*Data shown*
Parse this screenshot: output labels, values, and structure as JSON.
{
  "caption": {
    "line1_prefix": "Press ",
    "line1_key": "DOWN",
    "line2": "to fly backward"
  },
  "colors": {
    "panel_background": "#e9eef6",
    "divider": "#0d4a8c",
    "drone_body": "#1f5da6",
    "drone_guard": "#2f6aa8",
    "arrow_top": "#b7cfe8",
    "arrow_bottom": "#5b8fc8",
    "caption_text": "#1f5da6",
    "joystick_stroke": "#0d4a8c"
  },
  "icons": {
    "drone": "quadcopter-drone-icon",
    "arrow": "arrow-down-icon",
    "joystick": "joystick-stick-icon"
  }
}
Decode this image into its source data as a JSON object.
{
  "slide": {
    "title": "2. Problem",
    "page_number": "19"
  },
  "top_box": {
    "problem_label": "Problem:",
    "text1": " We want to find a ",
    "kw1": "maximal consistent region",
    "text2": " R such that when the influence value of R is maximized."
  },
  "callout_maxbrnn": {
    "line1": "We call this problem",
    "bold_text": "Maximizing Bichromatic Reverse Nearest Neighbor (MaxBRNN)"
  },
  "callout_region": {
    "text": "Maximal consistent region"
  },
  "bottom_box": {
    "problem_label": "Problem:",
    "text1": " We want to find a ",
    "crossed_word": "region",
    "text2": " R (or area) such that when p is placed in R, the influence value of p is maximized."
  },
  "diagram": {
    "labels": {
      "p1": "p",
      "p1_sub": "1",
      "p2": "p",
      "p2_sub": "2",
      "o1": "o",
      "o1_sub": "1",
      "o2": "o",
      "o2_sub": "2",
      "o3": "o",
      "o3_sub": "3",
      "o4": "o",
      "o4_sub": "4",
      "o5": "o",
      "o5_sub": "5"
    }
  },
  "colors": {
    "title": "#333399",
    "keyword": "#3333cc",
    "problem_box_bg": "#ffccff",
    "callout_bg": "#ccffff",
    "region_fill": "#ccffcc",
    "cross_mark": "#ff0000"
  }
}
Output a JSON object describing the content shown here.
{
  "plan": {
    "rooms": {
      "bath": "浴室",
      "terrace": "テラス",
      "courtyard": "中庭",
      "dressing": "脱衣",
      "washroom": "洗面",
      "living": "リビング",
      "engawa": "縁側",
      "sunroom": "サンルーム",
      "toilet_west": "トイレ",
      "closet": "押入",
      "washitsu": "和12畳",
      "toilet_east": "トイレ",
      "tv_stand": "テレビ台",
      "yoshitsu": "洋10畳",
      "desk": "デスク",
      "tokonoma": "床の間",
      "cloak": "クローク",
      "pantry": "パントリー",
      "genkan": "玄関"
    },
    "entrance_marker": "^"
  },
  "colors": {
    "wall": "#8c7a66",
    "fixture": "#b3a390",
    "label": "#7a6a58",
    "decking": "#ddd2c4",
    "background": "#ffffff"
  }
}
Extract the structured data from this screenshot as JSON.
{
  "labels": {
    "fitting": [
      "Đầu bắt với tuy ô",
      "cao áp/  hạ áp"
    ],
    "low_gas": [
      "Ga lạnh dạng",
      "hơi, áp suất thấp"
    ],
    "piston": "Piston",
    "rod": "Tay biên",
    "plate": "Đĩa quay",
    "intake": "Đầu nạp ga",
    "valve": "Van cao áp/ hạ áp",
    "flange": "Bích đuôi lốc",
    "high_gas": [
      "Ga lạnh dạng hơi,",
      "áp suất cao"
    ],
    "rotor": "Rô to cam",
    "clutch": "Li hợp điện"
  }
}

*Work instructions*
Which lines run from the one containing "Output a JSON" to the end of the entries above? Quote exactly those, and only those.

*Result for this exercise*
Output a JSON object describing the content shown here.
{
  "plan": {
    "rooms": {
      "bath": "浴室",
      "terrace": "テラス",
      "courtyard": "中庭",
      "dressing": "脱衣",
      "washroom": "洗面",
      "living": "リビング",
      "engawa": "縁側",
      "sunroom": "サンルーム",
      "toilet_west": "トイレ",
      "closet": "押入",
      "washitsu": "和12畳",
      "toilet_east": "トイレ",
      "tv_stand": "テレビ台",
      "yoshitsu": "洋10畳",
      "desk": "デスク",
      "tokonoma": "床の間",
      "cloak": "クローク",
      "pantry": "パントリー",
      "genkan": "玄関"
    },
    "entrance_marker": "^"
  },
  "colors": {
    "wall": "#8c7a66",
    "fixture": "#b3a390",
    "label": "#7a6a58",
    "decking": "#ddd2c4",
    "background": "#ffffff"
  }
}
Extract the structured data from this screenshot as JSON.
{
  "labels": {
    "fitting": [
      "Đầu bắt với tuy ô",
      "cao áp/  hạ áp"
    ],
    "low_gas": [
      "Ga lạnh dạng",
      "hơi, áp suất thấp"
    ],
    "piston": "Piston",
    "rod": "Tay biên",
    "plate": "Đĩa quay",
    "intake": "Đầu nạp ga",
    "valve": "Van cao áp/ hạ áp",
    "flange": "Bích đuôi lốc",
    "high_gas": [
      "Ga lạnh dạng hơi,",
      "áp suất cao"
    ],
    "rotor": "Rô to cam",
    "clutch": "Li hợp điện"
  }
}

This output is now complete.